* Exercise details
Skip the pictures. Repeat everything else in the records word for word.

* Entries supplied
>>

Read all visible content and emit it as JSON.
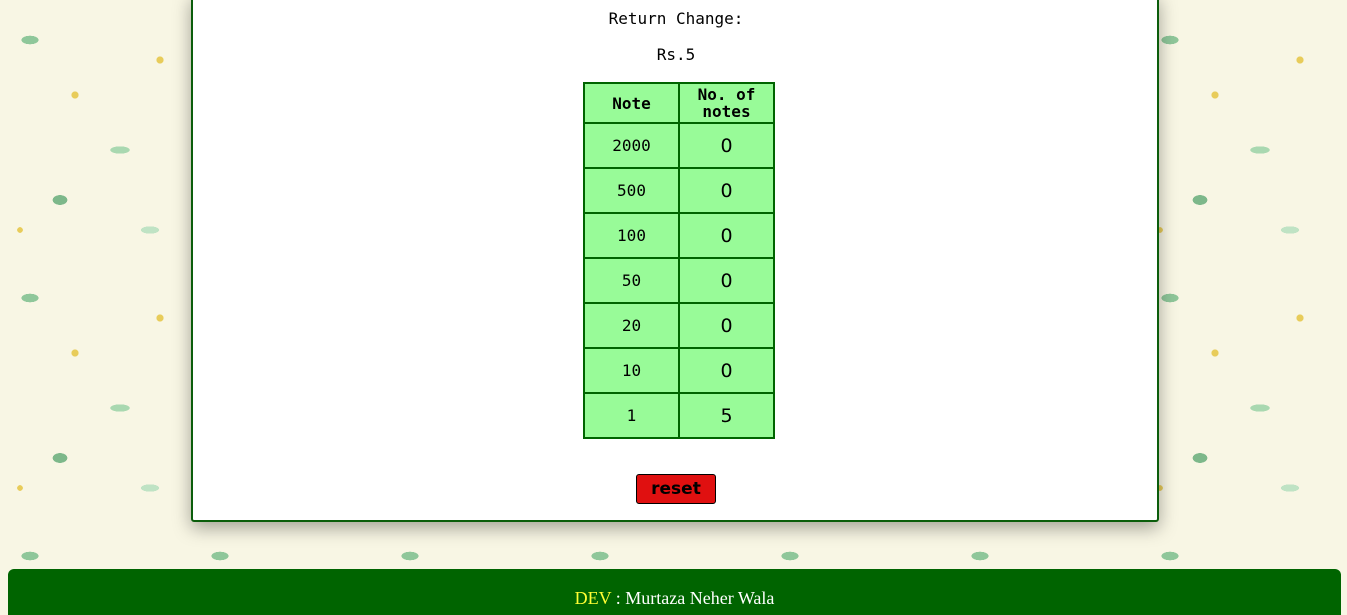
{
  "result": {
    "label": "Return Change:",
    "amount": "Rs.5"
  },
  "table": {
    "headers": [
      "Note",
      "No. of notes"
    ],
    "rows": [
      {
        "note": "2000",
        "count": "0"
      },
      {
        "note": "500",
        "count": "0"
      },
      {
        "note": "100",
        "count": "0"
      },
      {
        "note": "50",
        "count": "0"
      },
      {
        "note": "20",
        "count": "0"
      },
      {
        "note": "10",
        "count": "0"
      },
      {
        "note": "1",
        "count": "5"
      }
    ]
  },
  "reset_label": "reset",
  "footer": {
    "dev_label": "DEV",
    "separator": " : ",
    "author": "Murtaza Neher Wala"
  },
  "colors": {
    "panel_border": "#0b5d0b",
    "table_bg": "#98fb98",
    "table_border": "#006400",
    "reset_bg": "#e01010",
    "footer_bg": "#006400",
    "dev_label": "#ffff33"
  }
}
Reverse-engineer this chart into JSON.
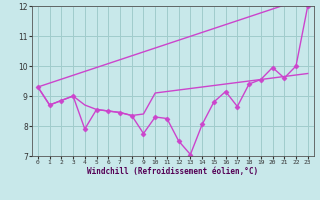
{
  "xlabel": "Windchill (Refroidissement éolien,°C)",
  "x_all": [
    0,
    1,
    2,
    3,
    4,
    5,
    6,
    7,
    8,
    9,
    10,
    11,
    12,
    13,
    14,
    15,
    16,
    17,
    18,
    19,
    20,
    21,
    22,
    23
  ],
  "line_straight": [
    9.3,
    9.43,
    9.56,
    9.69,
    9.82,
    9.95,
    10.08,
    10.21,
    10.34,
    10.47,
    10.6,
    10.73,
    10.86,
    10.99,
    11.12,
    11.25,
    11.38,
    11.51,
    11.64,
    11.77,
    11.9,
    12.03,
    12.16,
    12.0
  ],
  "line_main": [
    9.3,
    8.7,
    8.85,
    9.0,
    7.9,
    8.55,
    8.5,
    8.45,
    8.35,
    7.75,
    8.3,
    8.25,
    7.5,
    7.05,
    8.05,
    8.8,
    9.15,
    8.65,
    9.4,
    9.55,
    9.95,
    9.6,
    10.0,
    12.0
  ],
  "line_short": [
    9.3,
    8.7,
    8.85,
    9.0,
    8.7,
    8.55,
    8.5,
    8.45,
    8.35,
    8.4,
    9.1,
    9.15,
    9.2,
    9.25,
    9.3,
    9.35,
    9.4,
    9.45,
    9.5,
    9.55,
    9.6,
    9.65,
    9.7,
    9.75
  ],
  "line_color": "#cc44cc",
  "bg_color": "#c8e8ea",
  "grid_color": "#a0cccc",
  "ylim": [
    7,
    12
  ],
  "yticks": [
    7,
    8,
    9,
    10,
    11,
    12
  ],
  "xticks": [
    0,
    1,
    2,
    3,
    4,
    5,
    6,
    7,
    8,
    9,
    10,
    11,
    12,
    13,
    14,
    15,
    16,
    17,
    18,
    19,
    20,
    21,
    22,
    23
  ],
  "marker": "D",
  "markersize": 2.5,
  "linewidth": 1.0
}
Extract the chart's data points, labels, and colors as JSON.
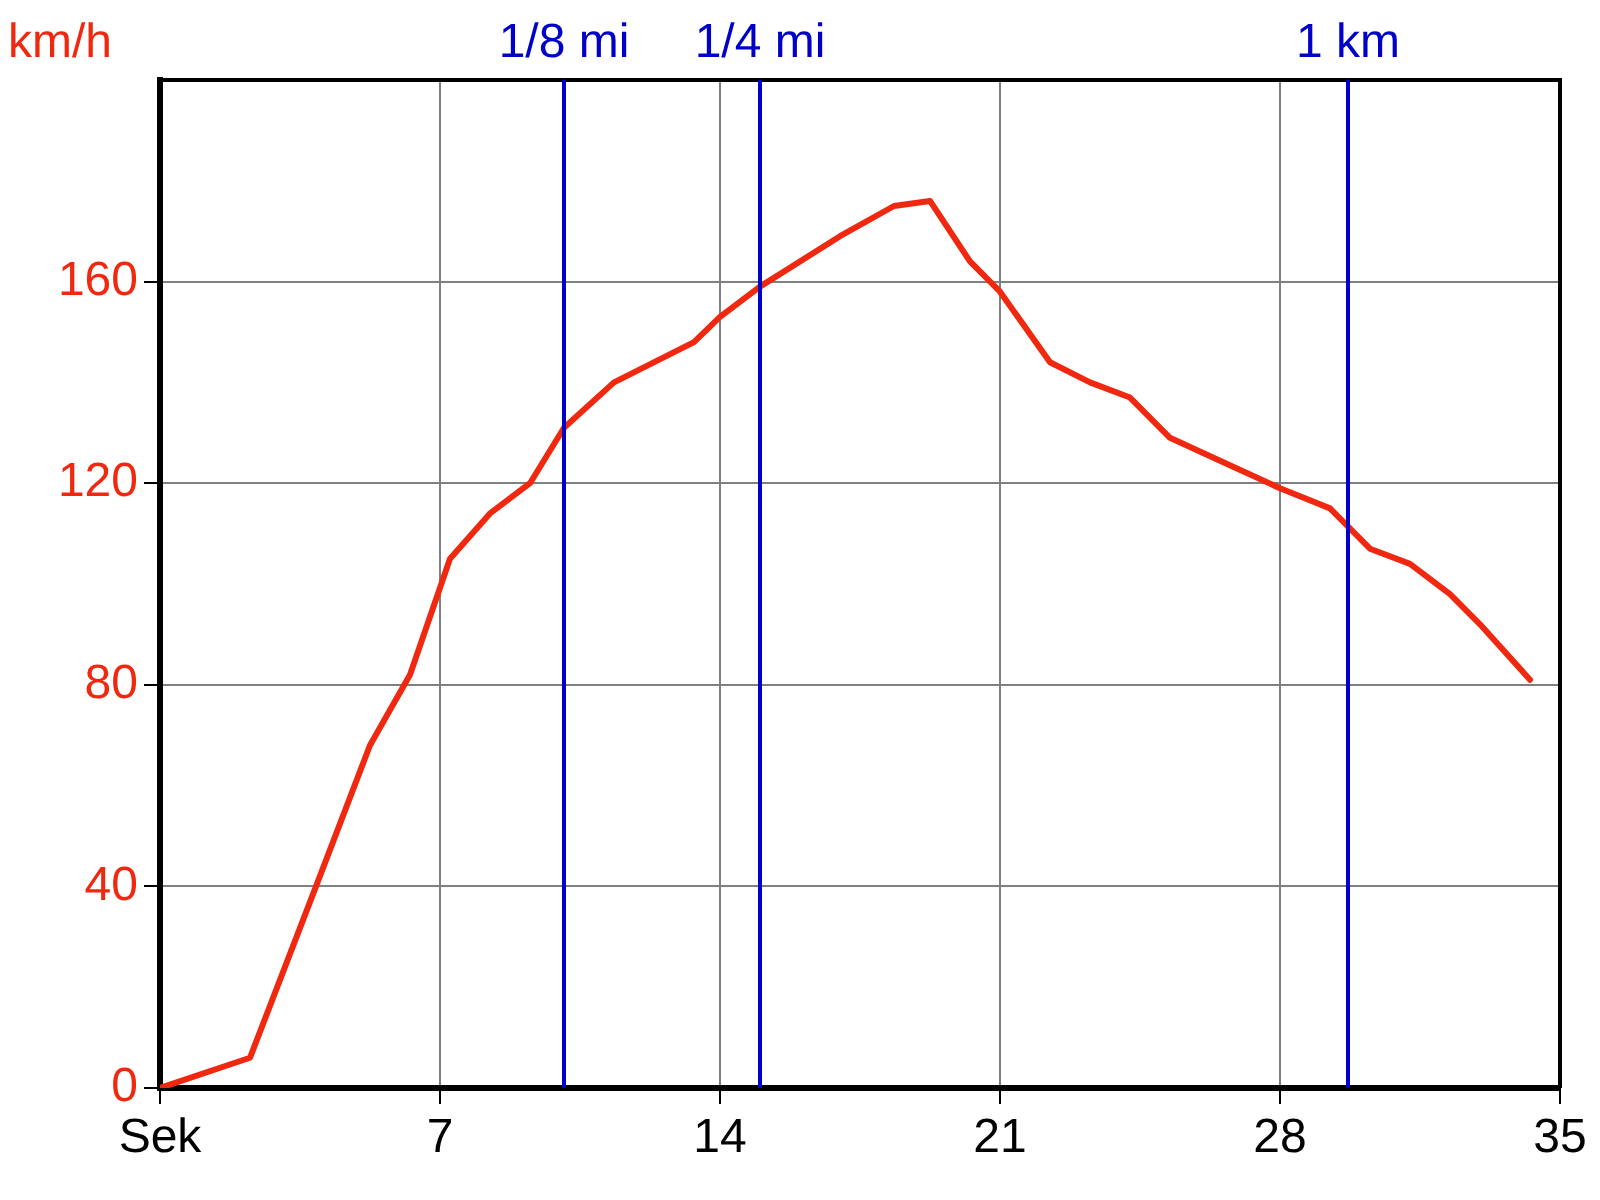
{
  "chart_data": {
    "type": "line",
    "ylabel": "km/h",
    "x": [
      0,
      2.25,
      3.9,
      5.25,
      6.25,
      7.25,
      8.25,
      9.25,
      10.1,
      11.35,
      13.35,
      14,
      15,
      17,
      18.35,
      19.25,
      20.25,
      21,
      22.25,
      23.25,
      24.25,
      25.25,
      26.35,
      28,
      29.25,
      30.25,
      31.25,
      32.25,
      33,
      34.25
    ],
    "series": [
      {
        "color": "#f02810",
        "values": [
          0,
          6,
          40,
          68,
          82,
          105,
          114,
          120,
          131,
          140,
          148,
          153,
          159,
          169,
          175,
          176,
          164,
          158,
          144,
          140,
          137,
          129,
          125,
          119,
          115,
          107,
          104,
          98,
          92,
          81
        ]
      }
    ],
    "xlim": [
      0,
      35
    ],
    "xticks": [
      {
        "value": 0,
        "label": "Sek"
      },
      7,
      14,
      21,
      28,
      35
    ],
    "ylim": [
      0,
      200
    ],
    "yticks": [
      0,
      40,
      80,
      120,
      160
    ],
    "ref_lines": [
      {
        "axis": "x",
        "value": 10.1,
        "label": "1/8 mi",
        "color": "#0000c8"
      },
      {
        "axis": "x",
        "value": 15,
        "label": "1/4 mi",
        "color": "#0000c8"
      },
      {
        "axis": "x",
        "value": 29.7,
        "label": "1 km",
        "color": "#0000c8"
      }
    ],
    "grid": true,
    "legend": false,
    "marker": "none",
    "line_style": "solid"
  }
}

<<

* Exercise solution
Read all visible content and emit it as JSON.
{
  "result": {
    "label": "Return Change:",
    "amount": "Rs.5"
  },
  "table": {
    "headers": [
      "Note",
      "No. of notes"
    ],
    "rows": [
      {
        "note": "2000",
        "count": "0"
      },
      {
        "note": "500",
        "count": "0"
      },
      {
        "note": "100",
        "count": "0"
      },
      {
        "note": "50",
        "count": "0"
      },
      {
        "note": "20",
        "count": "0"
      },
      {
        "note": "10",
        "count": "0"
      },
      {
        "note": "1",
        "count": "5"
      }
    ]
  },
  "reset_label": "reset",
  "footer": {
    "dev_label": "DEV",
    "separator": " : ",
    "author": "Murtaza Neher Wala"
  },
  "colors": {
    "panel_border": "#0b5d0b",
    "table_bg": "#98fb98",
    "table_border": "#006400",
    "reset_bg": "#e01010",
    "footer_bg": "#006400",
    "dev_label": "#ffff33"
  }
}
Reverse-engineer this chart into JSON.
{
  "xlabel": "Windchill (Refroidissement éolien,°C)",
  "x_all": [
    0,
    1,
    2,
    3,
    4,
    5,
    6,
    7,
    8,
    9,
    10,
    11,
    12,
    13,
    14,
    15,
    16,
    17,
    18,
    19,
    20,
    21,
    22,
    23
  ],
  "line_straight": [
    9.3,
    9.43,
    9.56,
    9.69,
    9.82,
    9.95,
    10.08,
    10.21,
    10.34,
    10.47,
    10.6,
    10.73,
    10.86,
    10.99,
    11.12,
    11.25,
    11.38,
    11.51,
    11.64,
    11.77,
    11.9,
    12.03,
    12.16,
    12.0
  ],
  "line_main": [
    9.3,
    8.7,
    8.85,
    9.0,
    7.9,
    8.55,
    8.5,
    8.45,
    8.35,
    7.75,
    8.3,
    8.25,
    7.5,
    7.05,
    8.05,
    8.8,
    9.15,
    8.65,
    9.4,
    9.55,
    9.95,
    9.6,
    10.0,
    12.0
  ],
  "line_short": [
    9.3,
    8.7,
    8.85,
    9.0,
    8.7,
    8.55,
    8.5,
    8.45,
    8.35,
    8.4,
    9.1,
    9.15,
    9.2,
    9.25,
    9.3,
    9.35,
    9.4,
    9.45,
    9.5,
    9.55,
    9.6,
    9.65,
    9.7,
    9.75
  ],
  "line_color": "#cc44cc",
  "bg_color": "#c8e8ea",
  "grid_color": "#a0cccc",
  "ylim": [
    7,
    12
  ],
  "yticks": [
    7,
    8,
    9,
    10,
    11,
    12
  ],
  "xticks": [
    0,
    1,
    2,
    3,
    4,
    5,
    6,
    7,
    8,
    9,
    10,
    11,
    12,
    13,
    14,
    15,
    16,
    17,
    18,
    19,
    20,
    21,
    22,
    23
  ],
  "marker": "D",
  "markersize": 2.5,
  "linewidth": 1.0
}
Extract the chart's data points, labels, and colors as JSON.
{
  "chart_data": {
    "type": "line",
    "ylabel": "km/h",
    "x": [
      0,
      2.25,
      3.9,
      5.25,
      6.25,
      7.25,
      8.25,
      9.25,
      10.1,
      11.35,
      13.35,
      14,
      15,
      17,
      18.35,
      19.25,
      20.25,
      21,
      22.25,
      23.25,
      24.25,
      25.25,
      26.35,
      28,
      29.25,
      30.25,
      31.25,
      32.25,
      33,
      34.25
    ],
    "series": [
      {
        "color": "#f02810",
        "values": [
          0,
          6,
          40,
          68,
          82,
          105,
          114,
          120,
          131,
          140,
          148,
          153,
          159,
          169,
          175,
          176,
          164,
          158,
          144,
          140,
          137,
          129,
          125,
          119,
          115,
          107,
          104,
          98,
          92,
          81
        ]
      }
    ],
    "xlim": [
      0,
      35
    ],
    "xticks": [
      {
        "value": 0,
        "label": "Sek"
      },
      7,
      14,
      21,
      28,
      35
    ],
    "ylim": [
      0,
      200
    ],
    "yticks": [
      0,
      40,
      80,
      120,
      160
    ],
    "ref_lines": [
      {
        "axis": "x",
        "value": 10.1,
        "label": "1/8 mi",
        "color": "#0000c8"
      },
      {
        "axis": "x",
        "value": 15,
        "label": "1/4 mi",
        "color": "#0000c8"
      },
      {
        "axis": "x",
        "value": 29.7,
        "label": "1 km",
        "color": "#0000c8"
      }
    ],
    "grid": true,
    "legend": false,
    "marker": "none",
    "line_style": "solid"
  }
}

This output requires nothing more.